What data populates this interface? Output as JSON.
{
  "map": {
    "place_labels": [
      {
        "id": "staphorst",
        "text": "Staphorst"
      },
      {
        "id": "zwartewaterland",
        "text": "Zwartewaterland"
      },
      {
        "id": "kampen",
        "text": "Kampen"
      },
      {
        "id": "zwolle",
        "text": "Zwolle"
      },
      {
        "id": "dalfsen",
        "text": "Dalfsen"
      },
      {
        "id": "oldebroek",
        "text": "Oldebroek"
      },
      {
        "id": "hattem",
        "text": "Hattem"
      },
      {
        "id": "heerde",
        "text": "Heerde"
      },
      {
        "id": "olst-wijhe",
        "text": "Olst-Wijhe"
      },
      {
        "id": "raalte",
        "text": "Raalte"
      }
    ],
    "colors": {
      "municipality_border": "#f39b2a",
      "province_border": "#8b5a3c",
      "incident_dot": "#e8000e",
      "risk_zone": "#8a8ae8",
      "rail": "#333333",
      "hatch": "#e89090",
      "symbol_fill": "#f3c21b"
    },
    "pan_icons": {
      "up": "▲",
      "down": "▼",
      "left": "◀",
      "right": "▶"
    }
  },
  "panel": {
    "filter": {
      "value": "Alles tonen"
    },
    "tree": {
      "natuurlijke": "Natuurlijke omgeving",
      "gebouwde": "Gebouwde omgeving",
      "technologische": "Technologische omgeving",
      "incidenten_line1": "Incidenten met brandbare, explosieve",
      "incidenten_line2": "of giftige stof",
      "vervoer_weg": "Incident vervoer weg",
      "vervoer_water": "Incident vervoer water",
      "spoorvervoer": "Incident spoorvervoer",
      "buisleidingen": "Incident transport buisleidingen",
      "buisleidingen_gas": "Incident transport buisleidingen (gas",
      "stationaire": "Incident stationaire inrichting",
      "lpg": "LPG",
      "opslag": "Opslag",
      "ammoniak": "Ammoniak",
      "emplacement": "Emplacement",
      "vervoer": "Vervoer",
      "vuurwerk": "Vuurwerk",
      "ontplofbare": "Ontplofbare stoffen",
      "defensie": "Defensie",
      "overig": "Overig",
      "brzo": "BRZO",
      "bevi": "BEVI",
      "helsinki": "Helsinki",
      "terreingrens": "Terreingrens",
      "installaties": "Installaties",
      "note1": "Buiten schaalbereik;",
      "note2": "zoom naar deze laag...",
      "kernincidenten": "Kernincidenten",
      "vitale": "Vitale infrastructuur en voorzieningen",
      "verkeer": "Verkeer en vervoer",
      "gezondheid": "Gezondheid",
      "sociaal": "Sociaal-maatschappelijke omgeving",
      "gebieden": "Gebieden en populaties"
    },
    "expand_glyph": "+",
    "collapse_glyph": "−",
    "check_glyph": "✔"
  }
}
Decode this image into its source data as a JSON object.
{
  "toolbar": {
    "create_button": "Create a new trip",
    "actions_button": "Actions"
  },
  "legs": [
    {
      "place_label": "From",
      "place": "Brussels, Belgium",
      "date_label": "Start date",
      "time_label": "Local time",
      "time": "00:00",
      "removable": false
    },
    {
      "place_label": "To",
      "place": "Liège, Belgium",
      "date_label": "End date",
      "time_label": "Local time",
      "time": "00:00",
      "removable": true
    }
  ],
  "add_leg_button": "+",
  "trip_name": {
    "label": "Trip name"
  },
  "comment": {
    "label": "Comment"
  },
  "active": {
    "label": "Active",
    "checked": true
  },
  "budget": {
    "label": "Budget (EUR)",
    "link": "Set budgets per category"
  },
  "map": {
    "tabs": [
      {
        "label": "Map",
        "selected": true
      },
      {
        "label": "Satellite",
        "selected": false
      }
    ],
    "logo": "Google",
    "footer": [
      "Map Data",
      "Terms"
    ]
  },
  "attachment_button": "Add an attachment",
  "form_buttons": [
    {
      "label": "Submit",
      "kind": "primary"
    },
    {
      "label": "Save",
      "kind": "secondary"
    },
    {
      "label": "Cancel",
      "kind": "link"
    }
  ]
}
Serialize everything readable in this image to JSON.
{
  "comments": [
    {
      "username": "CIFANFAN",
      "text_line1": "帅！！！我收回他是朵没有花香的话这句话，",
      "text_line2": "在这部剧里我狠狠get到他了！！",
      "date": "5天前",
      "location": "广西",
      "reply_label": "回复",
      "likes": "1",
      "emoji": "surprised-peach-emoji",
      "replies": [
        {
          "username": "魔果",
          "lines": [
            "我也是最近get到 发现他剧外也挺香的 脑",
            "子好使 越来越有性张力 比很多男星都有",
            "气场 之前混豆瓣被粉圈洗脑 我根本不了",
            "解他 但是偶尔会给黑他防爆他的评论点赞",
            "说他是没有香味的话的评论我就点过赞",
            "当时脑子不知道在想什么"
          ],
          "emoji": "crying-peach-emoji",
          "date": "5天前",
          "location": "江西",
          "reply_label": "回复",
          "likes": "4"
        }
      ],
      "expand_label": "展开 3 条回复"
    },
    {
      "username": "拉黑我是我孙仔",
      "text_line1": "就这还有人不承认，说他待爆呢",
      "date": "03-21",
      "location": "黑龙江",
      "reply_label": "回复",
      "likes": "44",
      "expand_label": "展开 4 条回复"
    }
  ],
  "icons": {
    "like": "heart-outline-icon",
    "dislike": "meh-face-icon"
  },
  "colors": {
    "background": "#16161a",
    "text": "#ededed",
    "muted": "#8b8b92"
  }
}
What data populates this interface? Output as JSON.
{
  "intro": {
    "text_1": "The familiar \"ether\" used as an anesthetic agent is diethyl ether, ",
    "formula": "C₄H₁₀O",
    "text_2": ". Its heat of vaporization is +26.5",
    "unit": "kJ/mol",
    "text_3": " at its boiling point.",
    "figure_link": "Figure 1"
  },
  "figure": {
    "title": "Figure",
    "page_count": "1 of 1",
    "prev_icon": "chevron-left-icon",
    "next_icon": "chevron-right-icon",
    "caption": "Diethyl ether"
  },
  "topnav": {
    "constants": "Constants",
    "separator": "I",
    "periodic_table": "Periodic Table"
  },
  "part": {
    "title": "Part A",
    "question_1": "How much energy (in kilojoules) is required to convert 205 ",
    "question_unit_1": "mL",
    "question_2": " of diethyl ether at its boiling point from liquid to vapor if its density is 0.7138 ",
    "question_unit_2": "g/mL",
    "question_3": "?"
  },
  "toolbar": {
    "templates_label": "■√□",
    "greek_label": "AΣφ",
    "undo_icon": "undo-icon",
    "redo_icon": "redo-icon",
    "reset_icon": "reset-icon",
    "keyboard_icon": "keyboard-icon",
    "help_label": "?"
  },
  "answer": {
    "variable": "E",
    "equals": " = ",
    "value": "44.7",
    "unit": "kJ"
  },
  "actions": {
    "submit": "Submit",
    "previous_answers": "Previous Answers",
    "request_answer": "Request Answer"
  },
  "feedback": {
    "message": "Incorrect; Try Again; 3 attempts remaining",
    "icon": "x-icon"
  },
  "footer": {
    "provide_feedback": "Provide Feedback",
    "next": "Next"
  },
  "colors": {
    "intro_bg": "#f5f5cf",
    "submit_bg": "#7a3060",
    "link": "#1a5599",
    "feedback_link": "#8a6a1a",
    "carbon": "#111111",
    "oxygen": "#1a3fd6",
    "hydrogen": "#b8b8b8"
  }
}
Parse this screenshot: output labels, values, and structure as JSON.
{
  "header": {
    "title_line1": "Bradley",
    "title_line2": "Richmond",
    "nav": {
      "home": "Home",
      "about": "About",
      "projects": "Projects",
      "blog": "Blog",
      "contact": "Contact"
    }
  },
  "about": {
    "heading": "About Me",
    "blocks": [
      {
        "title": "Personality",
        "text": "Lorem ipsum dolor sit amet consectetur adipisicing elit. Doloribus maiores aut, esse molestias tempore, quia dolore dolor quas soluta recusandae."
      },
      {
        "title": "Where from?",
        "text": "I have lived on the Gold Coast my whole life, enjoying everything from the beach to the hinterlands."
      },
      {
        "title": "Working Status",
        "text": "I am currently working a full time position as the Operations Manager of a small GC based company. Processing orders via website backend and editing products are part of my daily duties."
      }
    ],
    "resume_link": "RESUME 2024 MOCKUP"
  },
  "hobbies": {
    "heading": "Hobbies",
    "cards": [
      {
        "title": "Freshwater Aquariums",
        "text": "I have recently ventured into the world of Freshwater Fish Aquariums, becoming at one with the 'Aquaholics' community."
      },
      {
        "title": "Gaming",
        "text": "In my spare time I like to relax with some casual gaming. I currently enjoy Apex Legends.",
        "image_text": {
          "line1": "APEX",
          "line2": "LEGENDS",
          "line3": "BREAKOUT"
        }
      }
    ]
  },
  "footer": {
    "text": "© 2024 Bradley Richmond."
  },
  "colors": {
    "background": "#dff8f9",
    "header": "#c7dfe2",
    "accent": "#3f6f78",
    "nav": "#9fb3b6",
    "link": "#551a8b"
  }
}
· · · · ·
> [GIVEN TASK] Tally up the lines holding the string "have" in this listing, and report the total alone.

> [ANSWER BELOW] 2